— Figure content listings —
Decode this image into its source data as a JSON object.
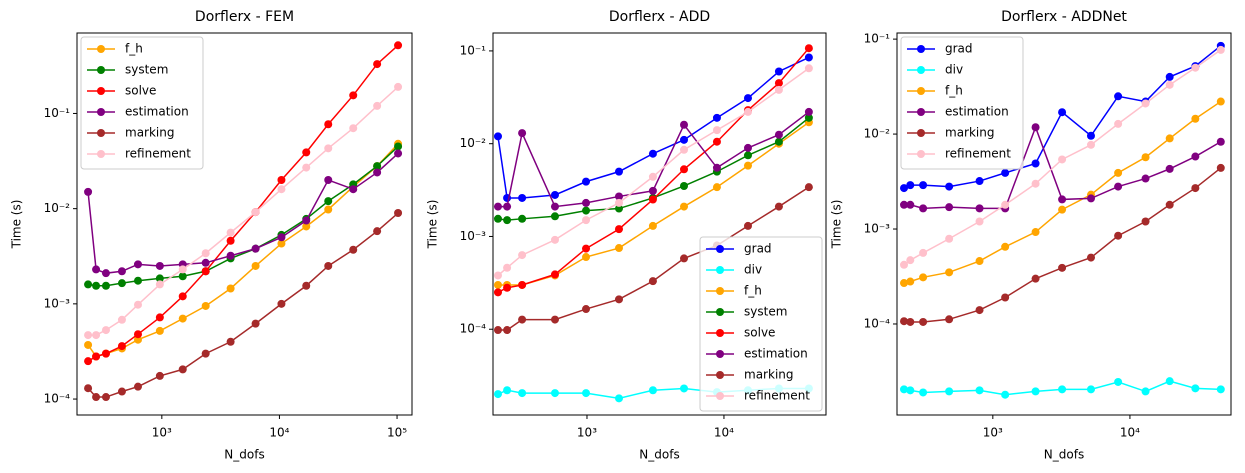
{
  "chart_data": [
    {
      "type": "line",
      "title": "Dorflerx - FEM",
      "xlabel": "N_dofs",
      "ylabel": "Time (s)",
      "xscale": "log",
      "yscale": "log",
      "legend": "upper left",
      "xlim": [
        190,
        134000
      ],
      "ylim": [
        6.8e-05,
        0.7
      ],
      "xticks": [
        {
          "value": 1000,
          "label": "10³"
        },
        {
          "value": 10000,
          "label": "10⁴"
        },
        {
          "value": 100000,
          "label": "10⁵"
        }
      ],
      "yticks": [
        {
          "value": 0.0001,
          "label": "10⁻⁴"
        },
        {
          "value": 0.001,
          "label": "10⁻³"
        },
        {
          "value": 0.01,
          "label": "10⁻²"
        },
        {
          "value": 0.1,
          "label": "10⁻¹"
        }
      ],
      "x": [
        236,
        276,
        335,
        458,
        627,
        962,
        1506,
        2360,
        3845,
        6270,
        10400,
        16900,
        26000,
        42400,
        67700,
        102000
      ],
      "series": [
        {
          "name": "f_h",
          "color": "#ffa500",
          "values": [
            0.00037,
            0.00028,
            0.0003,
            0.00034,
            0.00042,
            0.00052,
            0.0007,
            0.00095,
            0.00145,
            0.0025,
            0.0043,
            0.0065,
            0.0098,
            0.017,
            0.028,
            0.048
          ]
        },
        {
          "name": "system",
          "color": "#008000",
          "values": [
            0.0016,
            0.00155,
            0.00155,
            0.00165,
            0.00175,
            0.00185,
            0.00195,
            0.0022,
            0.003,
            0.0038,
            0.0053,
            0.0078,
            0.012,
            0.018,
            0.028,
            0.045
          ]
        },
        {
          "name": "solve",
          "color": "#ff0000",
          "values": [
            0.00025,
            0.00028,
            0.0003,
            0.00036,
            0.00048,
            0.00072,
            0.0012,
            0.0022,
            0.0046,
            0.0092,
            0.02,
            0.039,
            0.077,
            0.155,
            0.33,
            0.52
          ]
        },
        {
          "name": "estimation",
          "color": "#800080",
          "values": [
            0.015,
            0.0023,
            0.0021,
            0.0022,
            0.0026,
            0.0025,
            0.0026,
            0.0027,
            0.0032,
            0.0038,
            0.005,
            0.0075,
            0.02,
            0.016,
            0.024,
            0.038
          ]
        },
        {
          "name": "marking",
          "color": "#a52a2a",
          "values": [
            0.00013,
            0.000105,
            0.000105,
            0.00012,
            0.000135,
            0.000175,
            0.000205,
            0.0003,
            0.0004,
            0.00062,
            0.001,
            0.00155,
            0.0025,
            0.0037,
            0.0058,
            0.009
          ]
        },
        {
          "name": "refinement",
          "color": "#ffc0cb",
          "values": [
            0.00047,
            0.00047,
            0.00053,
            0.00068,
            0.00098,
            0.0016,
            0.0023,
            0.0034,
            0.0056,
            0.0092,
            0.016,
            0.027,
            0.043,
            0.07,
            0.12,
            0.19
          ]
        }
      ]
    },
    {
      "type": "line",
      "title": "Dorflerx - ADD",
      "xlabel": "N_dofs",
      "ylabel": "Time (s)",
      "xscale": "log",
      "yscale": "log",
      "legend": "lower right",
      "xlim": [
        206,
        55600
      ],
      "ylim": [
        1.19e-05,
        0.156
      ],
      "xticks": [
        {
          "value": 1000,
          "label": "10³"
        },
        {
          "value": 10000,
          "label": "10⁴"
        }
      ],
      "yticks": [
        {
          "value": 0.0001,
          "label": "10⁻⁴"
        },
        {
          "value": 0.001,
          "label": "10⁻³"
        },
        {
          "value": 0.01,
          "label": "10⁻²"
        },
        {
          "value": 0.1,
          "label": "10⁻¹"
        }
      ],
      "x": [
        224,
        261,
        336,
        584,
        984,
        1713,
        3030,
        5110,
        8890,
        14980,
        25200,
        41700
      ],
      "series": [
        {
          "name": "grad",
          "color": "#0000ff",
          "values": [
            0.012,
            0.0026,
            0.0026,
            0.0028,
            0.0039,
            0.005,
            0.0078,
            0.011,
            0.019,
            0.031,
            0.06,
            0.085
          ]
        },
        {
          "name": "div",
          "color": "#00ffff",
          "values": [
            2e-05,
            2.2e-05,
            2.05e-05,
            2.05e-05,
            2.05e-05,
            1.8e-05,
            2.2e-05,
            2.3e-05,
            2.1e-05,
            2.2e-05,
            2.3e-05,
            2.3e-05
          ]
        },
        {
          "name": "f_h",
          "color": "#ffa500",
          "values": [
            0.0003,
            0.0003,
            0.0003,
            0.00038,
            0.0006,
            0.00075,
            0.0013,
            0.0021,
            0.0034,
            0.0058,
            0.01,
            0.017
          ]
        },
        {
          "name": "system",
          "color": "#008000",
          "values": [
            0.00155,
            0.0015,
            0.00155,
            0.00165,
            0.0019,
            0.002,
            0.0026,
            0.0035,
            0.005,
            0.0075,
            0.0105,
            0.019
          ]
        },
        {
          "name": "solve",
          "color": "#ff0000",
          "values": [
            0.00025,
            0.00028,
            0.0003,
            0.00039,
            0.00074,
            0.0012,
            0.0025,
            0.0053,
            0.0105,
            0.023,
            0.045,
            0.107
          ]
        },
        {
          "name": "estimation",
          "color": "#800080",
          "values": [
            0.0021,
            0.0021,
            0.013,
            0.0021,
            0.0023,
            0.0027,
            0.0031,
            0.016,
            0.0055,
            0.009,
            0.0125,
            0.022
          ]
        },
        {
          "name": "marking",
          "color": "#a52a2a",
          "values": [
            9.8e-05,
            9.8e-05,
            0.000127,
            0.000127,
            0.000165,
            0.00021,
            0.00033,
            0.00058,
            0.0008,
            0.0013,
            0.0021,
            0.0034
          ]
        },
        {
          "name": "refinement",
          "color": "#ffc0cb",
          "values": [
            0.00038,
            0.00046,
            0.00063,
            0.00092,
            0.0015,
            0.0023,
            0.0044,
            0.0086,
            0.014,
            0.022,
            0.038,
            0.065
          ]
        }
      ]
    },
    {
      "type": "line",
      "title": "Dorflerx - ADDNet",
      "xlabel": "N_dofs",
      "ylabel": "Time (s)",
      "xscale": "log",
      "yscale": "log",
      "legend": "upper left",
      "xlim": [
        200,
        54600
      ],
      "ylim": [
        1.1e-05,
        0.116
      ],
      "xticks": [
        {
          "value": 1000,
          "label": "10³"
        },
        {
          "value": 10000,
          "label": "10⁴"
        }
      ],
      "yticks": [
        {
          "value": 0.0001,
          "label": "10⁻⁴"
        },
        {
          "value": 0.001,
          "label": "10⁻³"
        },
        {
          "value": 0.01,
          "label": "10⁻²"
        },
        {
          "value": 0.1,
          "label": "10⁻¹"
        }
      ],
      "x": [
        225,
        250,
        310,
        480,
        800,
        1230,
        2050,
        3200,
        5200,
        8200,
        13000,
        19500,
        30000,
        46000
      ],
      "series": [
        {
          "name": "grad",
          "color": "#0000ff",
          "values": [
            0.0027,
            0.0029,
            0.0029,
            0.0028,
            0.0032,
            0.0039,
            0.0049,
            0.017,
            0.0096,
            0.025,
            0.022,
            0.04,
            0.052,
            0.085
          ]
        },
        {
          "name": "div",
          "color": "#00ffff",
          "values": [
            2.05e-05,
            2e-05,
            1.9e-05,
            1.95e-05,
            2e-05,
            1.8e-05,
            1.95e-05,
            2.05e-05,
            2.05e-05,
            2.45e-05,
            1.95e-05,
            2.5e-05,
            2.1e-05,
            2.05e-05
          ]
        },
        {
          "name": "f_h",
          "color": "#ffa500",
          "values": [
            0.00027,
            0.00028,
            0.00031,
            0.00035,
            0.00046,
            0.00065,
            0.00093,
            0.0016,
            0.0023,
            0.0039,
            0.0057,
            0.009,
            0.0145,
            0.022
          ]
        },
        {
          "name": "estimation",
          "color": "#800080",
          "values": [
            0.0018,
            0.0018,
            0.00165,
            0.0017,
            0.00165,
            0.00165,
            0.0118,
            0.00205,
            0.0021,
            0.0028,
            0.0034,
            0.0043,
            0.0058,
            0.0083
          ]
        },
        {
          "name": "marking",
          "color": "#a52a2a",
          "values": [
            0.000107,
            0.000105,
            0.000105,
            0.000112,
            0.00014,
            0.00019,
            0.0003,
            0.00039,
            0.0005,
            0.00085,
            0.0012,
            0.0018,
            0.0027,
            0.0044
          ]
        },
        {
          "name": "refinement",
          "color": "#ffc0cb",
          "values": [
            0.00042,
            0.00047,
            0.00056,
            0.00079,
            0.0012,
            0.0018,
            0.003,
            0.0054,
            0.0077,
            0.0128,
            0.021,
            0.033,
            0.05,
            0.077
          ]
        }
      ]
    }
  ]
}
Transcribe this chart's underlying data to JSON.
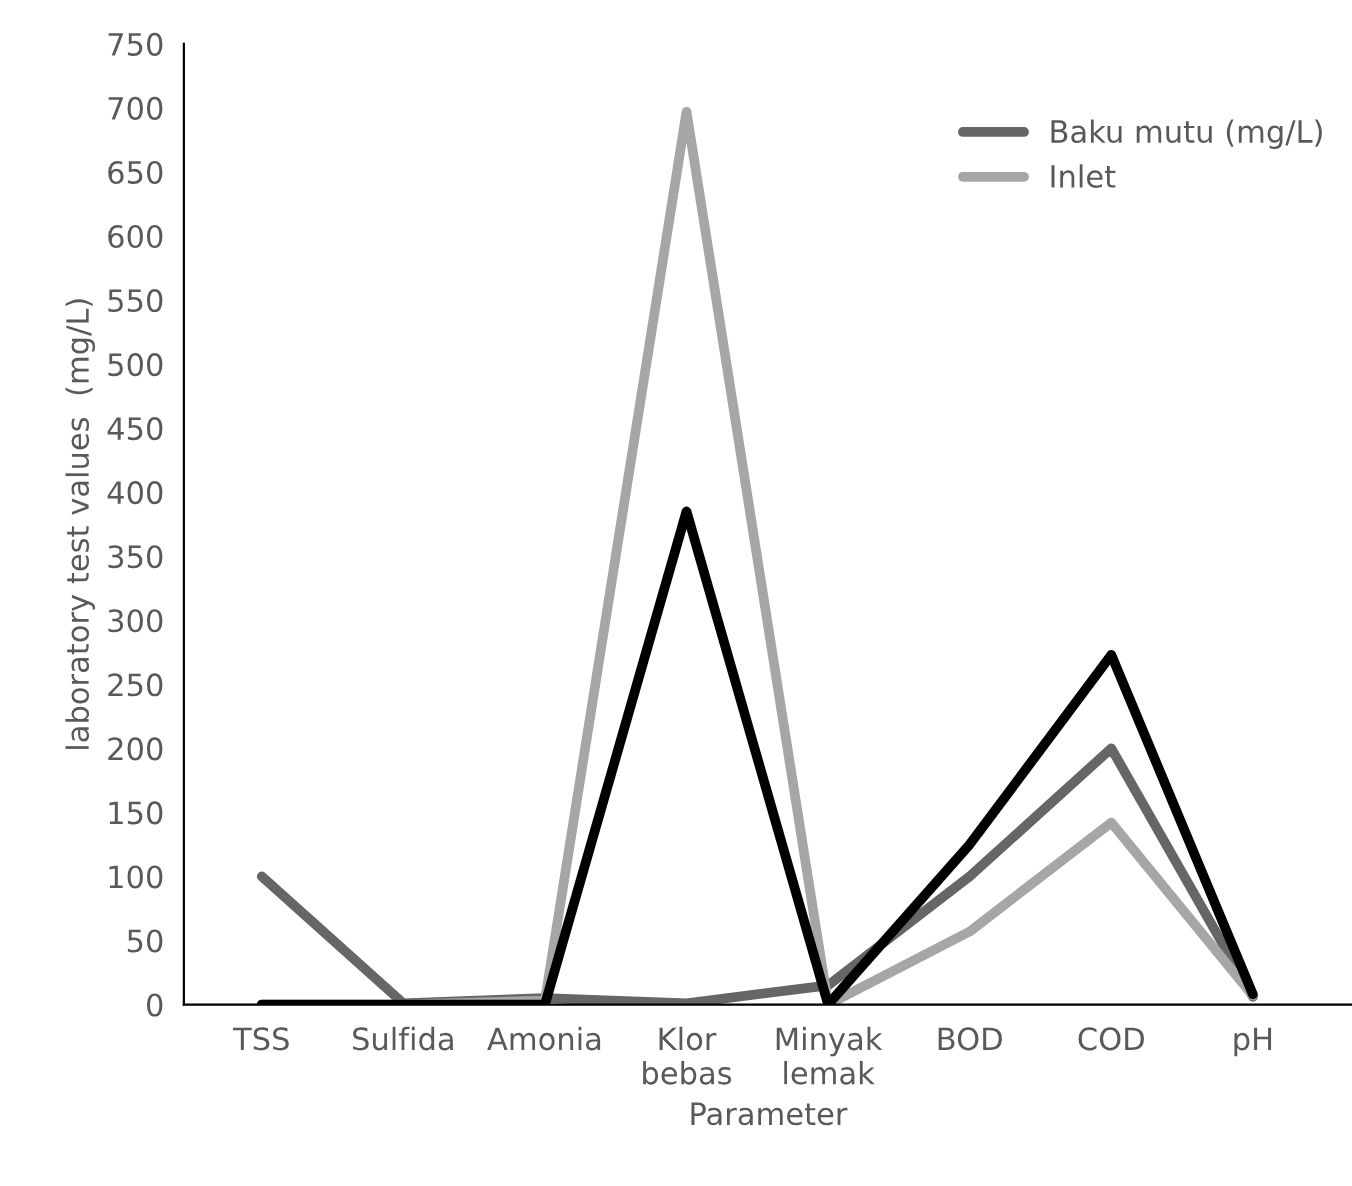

— WHAT YOU NEED TO DO —
Show every line from the entries above in which "JSON" appears.

— ANSWER TO THE EXERCISE —
Decode this image into its source data as a JSON object.
Transcribe this chart's underlying data to JSON.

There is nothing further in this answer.